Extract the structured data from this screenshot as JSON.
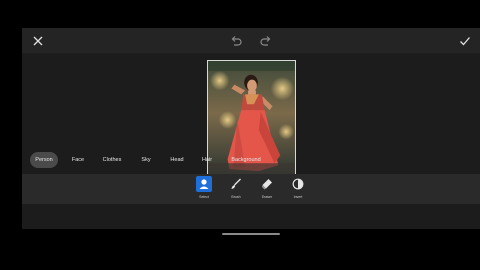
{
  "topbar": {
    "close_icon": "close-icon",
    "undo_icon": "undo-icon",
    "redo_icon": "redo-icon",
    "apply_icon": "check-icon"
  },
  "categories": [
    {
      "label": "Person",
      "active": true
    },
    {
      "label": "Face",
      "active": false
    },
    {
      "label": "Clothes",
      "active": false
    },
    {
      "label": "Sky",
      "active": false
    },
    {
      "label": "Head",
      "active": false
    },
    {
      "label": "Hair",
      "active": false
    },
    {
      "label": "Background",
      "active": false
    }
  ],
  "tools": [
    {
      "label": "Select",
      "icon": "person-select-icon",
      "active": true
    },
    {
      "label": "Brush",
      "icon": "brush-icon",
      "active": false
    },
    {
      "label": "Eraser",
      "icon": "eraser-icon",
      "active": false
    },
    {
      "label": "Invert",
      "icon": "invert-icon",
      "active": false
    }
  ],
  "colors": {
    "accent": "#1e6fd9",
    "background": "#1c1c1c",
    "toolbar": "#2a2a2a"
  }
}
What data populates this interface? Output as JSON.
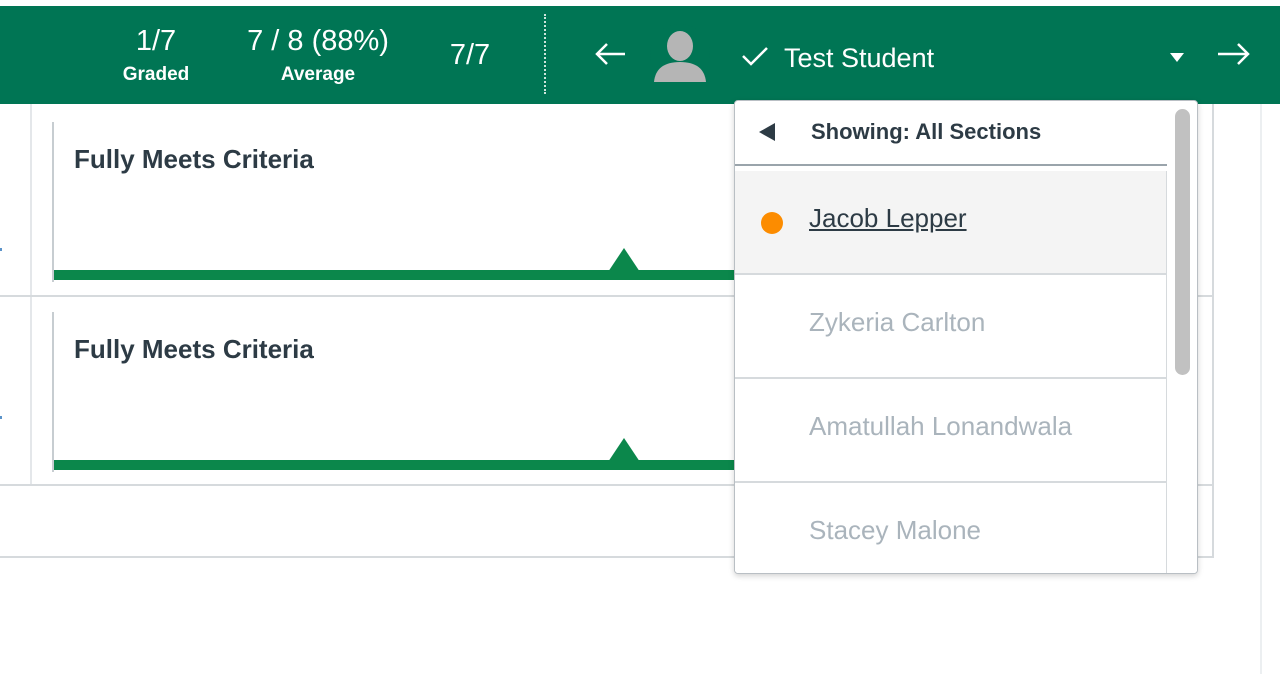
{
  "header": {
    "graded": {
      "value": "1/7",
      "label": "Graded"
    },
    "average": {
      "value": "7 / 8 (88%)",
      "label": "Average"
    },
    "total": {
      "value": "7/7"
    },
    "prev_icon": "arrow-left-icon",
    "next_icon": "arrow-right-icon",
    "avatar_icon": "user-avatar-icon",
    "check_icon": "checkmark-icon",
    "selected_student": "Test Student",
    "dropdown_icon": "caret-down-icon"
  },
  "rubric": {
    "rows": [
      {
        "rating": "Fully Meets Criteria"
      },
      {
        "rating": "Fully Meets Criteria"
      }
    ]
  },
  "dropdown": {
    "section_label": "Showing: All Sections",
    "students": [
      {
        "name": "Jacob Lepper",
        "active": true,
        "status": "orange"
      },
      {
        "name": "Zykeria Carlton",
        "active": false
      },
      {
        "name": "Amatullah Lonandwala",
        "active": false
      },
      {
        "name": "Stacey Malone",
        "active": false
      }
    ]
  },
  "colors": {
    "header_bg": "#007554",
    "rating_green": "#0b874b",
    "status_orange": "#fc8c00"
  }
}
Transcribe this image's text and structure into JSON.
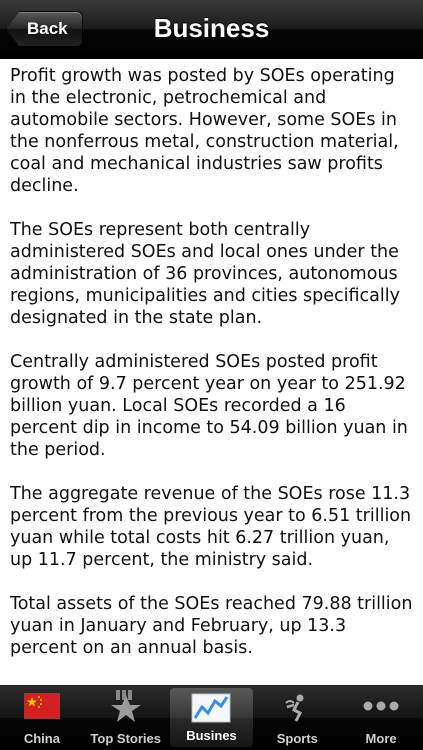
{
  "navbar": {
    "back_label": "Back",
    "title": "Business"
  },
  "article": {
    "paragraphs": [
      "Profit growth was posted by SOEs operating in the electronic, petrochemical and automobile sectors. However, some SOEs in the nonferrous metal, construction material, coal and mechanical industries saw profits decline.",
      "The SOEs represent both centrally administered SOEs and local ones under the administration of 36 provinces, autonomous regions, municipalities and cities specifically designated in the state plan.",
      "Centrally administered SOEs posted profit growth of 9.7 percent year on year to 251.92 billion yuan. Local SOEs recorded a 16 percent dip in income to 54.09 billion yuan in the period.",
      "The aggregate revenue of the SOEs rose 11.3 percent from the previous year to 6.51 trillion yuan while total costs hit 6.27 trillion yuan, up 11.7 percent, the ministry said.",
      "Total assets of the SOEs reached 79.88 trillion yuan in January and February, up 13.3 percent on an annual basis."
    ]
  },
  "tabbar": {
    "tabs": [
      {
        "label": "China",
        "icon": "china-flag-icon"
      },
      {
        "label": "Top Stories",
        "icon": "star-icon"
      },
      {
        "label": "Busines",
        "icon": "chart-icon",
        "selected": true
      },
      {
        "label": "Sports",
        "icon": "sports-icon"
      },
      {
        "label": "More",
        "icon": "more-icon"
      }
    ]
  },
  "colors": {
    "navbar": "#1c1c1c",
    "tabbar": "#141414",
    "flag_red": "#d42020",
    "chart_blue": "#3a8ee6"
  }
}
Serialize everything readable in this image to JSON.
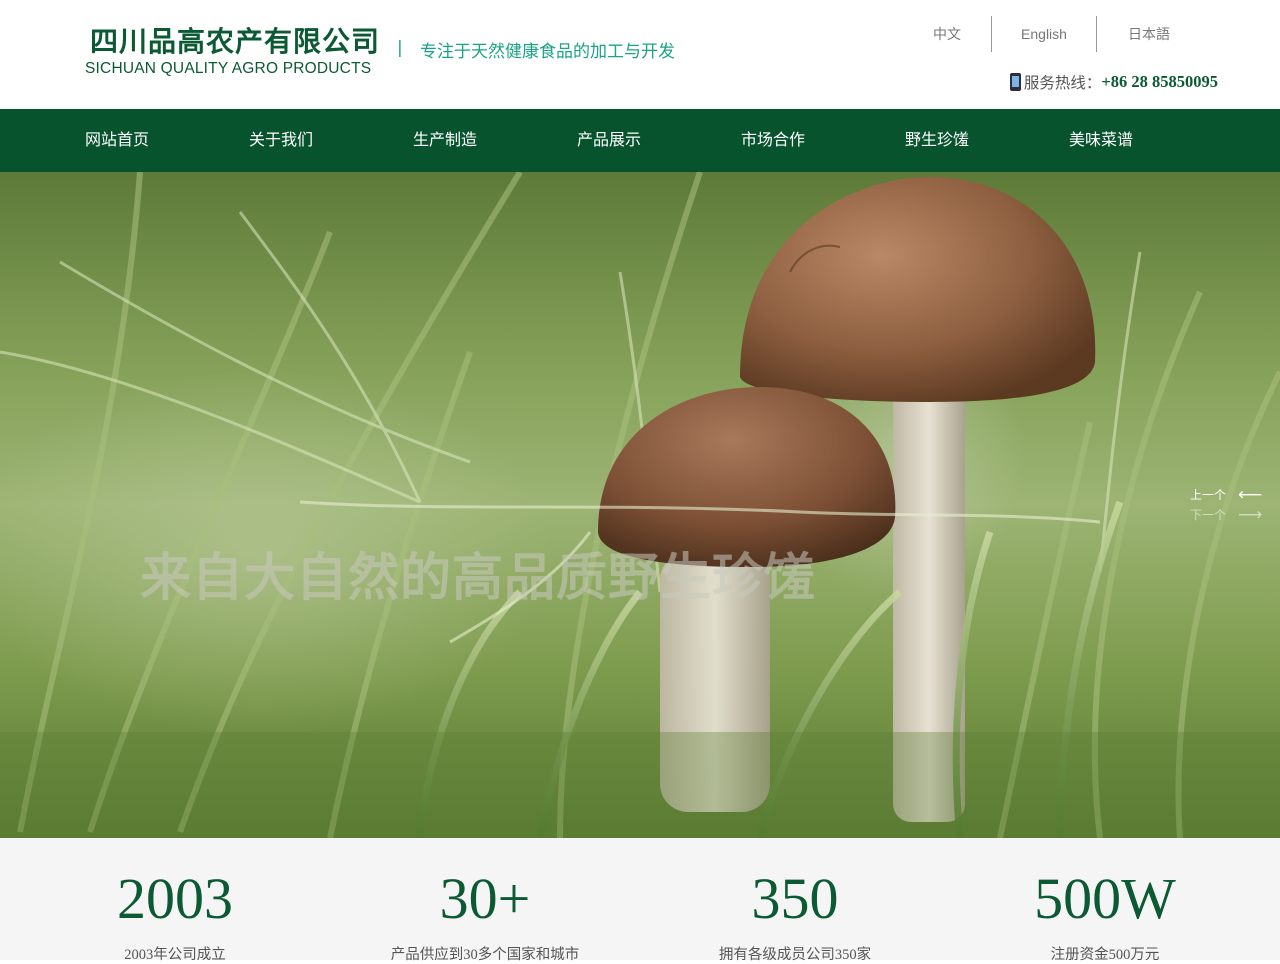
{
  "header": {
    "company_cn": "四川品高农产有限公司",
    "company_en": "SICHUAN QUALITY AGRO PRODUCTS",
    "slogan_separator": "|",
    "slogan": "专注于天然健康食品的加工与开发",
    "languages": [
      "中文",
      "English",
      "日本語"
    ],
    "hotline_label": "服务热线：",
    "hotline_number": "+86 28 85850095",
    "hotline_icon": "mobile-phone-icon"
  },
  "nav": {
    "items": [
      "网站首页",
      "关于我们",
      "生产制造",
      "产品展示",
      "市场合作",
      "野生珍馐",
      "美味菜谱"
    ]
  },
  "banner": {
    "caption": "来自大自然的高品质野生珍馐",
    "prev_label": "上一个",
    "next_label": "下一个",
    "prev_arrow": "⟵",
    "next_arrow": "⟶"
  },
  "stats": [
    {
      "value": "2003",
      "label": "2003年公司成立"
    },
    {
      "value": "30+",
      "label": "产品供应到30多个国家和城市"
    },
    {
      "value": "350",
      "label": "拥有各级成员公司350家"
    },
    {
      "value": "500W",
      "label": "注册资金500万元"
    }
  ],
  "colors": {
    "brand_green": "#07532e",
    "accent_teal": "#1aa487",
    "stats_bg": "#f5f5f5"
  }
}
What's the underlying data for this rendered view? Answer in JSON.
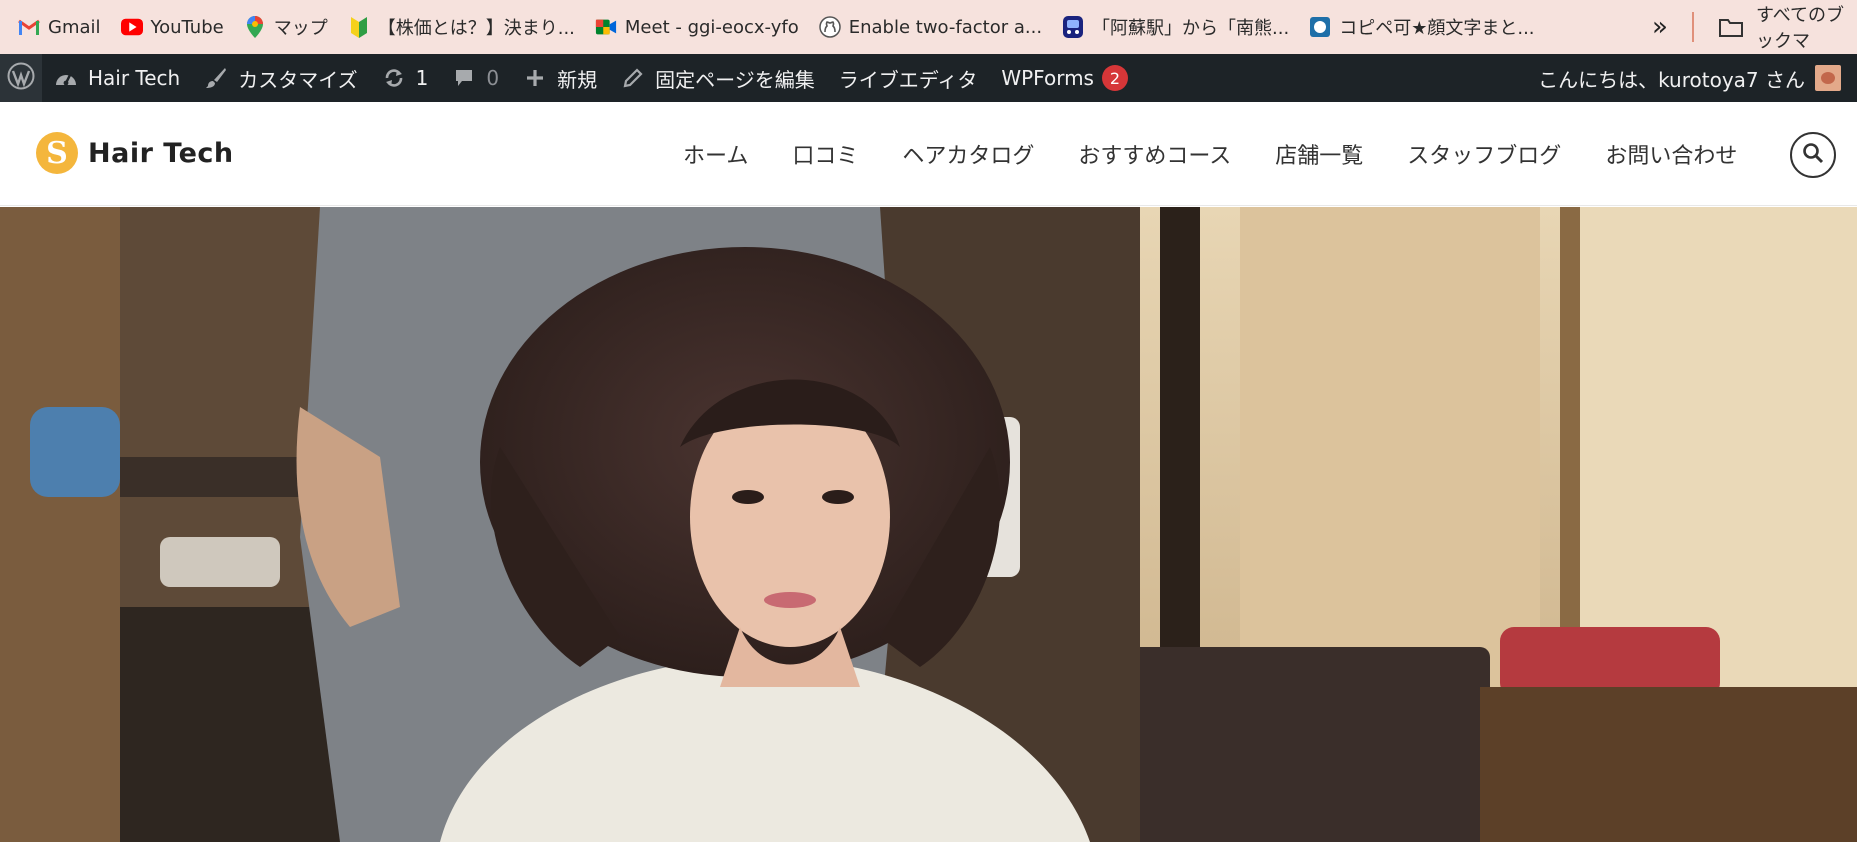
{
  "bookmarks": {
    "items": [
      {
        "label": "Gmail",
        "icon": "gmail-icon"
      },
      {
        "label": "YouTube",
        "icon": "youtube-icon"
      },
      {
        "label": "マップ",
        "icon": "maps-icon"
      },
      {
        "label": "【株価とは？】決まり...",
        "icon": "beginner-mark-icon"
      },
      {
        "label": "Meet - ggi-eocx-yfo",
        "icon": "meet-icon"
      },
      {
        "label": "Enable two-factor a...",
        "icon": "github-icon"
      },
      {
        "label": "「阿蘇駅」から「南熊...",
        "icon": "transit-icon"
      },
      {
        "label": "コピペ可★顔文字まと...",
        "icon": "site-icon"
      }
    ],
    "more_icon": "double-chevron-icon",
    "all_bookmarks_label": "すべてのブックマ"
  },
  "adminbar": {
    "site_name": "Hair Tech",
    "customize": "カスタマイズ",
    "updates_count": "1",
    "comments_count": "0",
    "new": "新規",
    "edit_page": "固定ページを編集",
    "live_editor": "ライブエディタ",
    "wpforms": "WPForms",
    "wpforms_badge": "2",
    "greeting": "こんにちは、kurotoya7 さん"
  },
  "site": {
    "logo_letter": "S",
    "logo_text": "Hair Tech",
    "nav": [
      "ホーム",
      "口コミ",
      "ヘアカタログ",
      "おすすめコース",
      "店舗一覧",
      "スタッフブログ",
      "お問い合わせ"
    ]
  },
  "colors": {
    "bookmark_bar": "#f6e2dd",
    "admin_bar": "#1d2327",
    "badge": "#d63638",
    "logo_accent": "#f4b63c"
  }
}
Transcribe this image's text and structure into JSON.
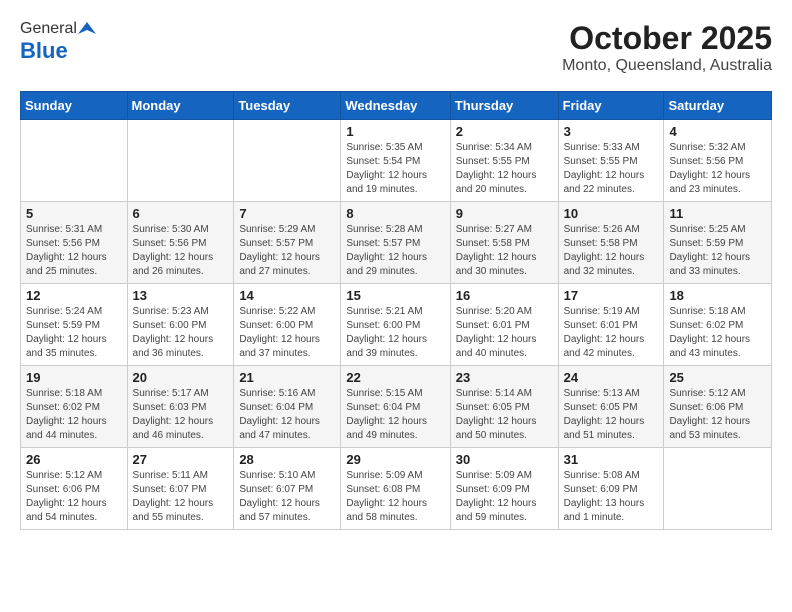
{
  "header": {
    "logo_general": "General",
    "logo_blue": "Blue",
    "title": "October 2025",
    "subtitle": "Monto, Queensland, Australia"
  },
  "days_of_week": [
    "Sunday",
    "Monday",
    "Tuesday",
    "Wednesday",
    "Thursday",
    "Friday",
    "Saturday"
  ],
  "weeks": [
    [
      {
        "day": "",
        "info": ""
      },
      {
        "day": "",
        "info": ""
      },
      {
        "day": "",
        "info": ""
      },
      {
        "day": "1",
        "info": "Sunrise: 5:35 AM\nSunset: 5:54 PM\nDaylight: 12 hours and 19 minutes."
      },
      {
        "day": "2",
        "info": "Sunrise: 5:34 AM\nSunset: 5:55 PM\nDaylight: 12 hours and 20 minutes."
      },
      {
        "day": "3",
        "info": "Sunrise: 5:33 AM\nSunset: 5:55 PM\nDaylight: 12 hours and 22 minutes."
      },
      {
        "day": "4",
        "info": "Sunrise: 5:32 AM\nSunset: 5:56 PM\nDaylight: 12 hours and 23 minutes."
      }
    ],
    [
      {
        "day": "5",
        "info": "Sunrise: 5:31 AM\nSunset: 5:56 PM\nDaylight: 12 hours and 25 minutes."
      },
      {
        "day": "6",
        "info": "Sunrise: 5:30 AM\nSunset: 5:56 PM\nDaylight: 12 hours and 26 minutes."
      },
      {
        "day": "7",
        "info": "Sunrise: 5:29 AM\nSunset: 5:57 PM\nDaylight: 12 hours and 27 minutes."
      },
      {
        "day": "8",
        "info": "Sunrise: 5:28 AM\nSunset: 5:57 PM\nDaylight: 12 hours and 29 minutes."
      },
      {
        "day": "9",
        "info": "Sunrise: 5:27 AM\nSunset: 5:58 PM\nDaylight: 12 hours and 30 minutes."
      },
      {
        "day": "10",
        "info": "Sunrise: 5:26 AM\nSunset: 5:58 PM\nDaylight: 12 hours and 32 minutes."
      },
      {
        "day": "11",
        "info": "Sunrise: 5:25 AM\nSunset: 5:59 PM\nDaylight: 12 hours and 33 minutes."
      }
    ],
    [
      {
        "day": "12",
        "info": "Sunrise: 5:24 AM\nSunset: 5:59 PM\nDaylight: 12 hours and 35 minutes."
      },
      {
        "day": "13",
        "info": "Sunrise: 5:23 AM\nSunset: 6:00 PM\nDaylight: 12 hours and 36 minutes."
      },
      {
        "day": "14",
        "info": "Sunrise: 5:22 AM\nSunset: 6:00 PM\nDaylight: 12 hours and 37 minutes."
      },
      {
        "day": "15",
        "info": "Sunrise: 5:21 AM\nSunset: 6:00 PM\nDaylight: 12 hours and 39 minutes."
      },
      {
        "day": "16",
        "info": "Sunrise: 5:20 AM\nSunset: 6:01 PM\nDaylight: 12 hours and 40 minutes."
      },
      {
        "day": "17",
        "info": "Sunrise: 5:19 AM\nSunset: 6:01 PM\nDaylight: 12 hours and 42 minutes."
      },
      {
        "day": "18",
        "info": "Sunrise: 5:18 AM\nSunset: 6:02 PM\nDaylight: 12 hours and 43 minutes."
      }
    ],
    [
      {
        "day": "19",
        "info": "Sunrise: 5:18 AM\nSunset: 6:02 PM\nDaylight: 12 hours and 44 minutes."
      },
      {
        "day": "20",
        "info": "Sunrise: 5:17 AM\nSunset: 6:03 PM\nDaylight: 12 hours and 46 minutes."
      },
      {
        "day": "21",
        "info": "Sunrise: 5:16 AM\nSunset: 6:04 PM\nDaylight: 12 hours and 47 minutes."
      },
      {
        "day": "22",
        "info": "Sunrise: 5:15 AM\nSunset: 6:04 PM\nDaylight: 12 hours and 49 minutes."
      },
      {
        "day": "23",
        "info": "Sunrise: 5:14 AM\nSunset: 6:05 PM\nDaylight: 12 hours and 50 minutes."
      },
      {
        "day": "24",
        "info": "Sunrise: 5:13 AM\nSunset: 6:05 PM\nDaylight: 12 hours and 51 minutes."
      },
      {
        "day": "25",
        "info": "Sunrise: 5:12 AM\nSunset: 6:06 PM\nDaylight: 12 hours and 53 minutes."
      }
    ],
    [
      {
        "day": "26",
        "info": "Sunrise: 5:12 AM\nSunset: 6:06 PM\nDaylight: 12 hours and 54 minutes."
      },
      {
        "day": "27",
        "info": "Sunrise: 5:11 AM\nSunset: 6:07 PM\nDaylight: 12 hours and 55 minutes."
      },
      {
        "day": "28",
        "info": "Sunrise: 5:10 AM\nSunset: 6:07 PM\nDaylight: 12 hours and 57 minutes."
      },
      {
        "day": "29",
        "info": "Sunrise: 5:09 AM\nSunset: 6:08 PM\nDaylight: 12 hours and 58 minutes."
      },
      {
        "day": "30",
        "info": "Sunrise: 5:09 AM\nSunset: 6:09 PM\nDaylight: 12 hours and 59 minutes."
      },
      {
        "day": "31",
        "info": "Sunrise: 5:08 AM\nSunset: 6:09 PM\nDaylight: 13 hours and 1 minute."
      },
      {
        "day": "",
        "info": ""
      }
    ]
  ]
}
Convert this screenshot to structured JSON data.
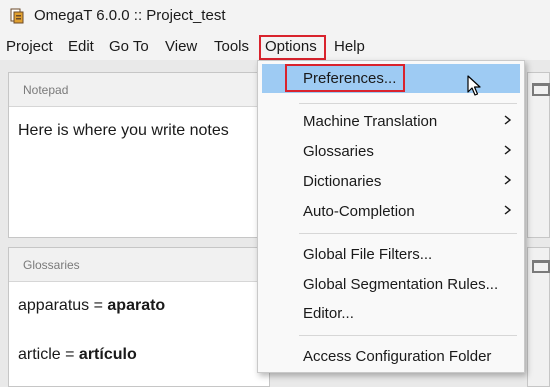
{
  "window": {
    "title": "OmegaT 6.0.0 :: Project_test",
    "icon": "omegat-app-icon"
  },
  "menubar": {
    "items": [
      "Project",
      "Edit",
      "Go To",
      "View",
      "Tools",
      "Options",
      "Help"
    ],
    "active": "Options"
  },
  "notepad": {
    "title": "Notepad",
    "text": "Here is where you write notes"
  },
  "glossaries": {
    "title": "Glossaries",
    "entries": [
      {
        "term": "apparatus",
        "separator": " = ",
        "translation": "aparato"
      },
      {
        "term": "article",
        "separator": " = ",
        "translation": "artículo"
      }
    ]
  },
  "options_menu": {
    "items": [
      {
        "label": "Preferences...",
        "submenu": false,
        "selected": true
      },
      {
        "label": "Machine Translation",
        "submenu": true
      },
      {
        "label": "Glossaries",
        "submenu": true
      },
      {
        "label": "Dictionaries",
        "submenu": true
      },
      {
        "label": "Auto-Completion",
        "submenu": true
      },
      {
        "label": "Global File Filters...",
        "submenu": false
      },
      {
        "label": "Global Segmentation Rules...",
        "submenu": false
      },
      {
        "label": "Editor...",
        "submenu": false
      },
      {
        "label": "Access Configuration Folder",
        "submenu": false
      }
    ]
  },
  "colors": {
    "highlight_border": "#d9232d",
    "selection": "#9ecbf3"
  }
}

* [STATED TASK] Give only the number of lines in the data that hold the string "SOEs".

* [RESPONSE FOR THIS EXERCISE] 5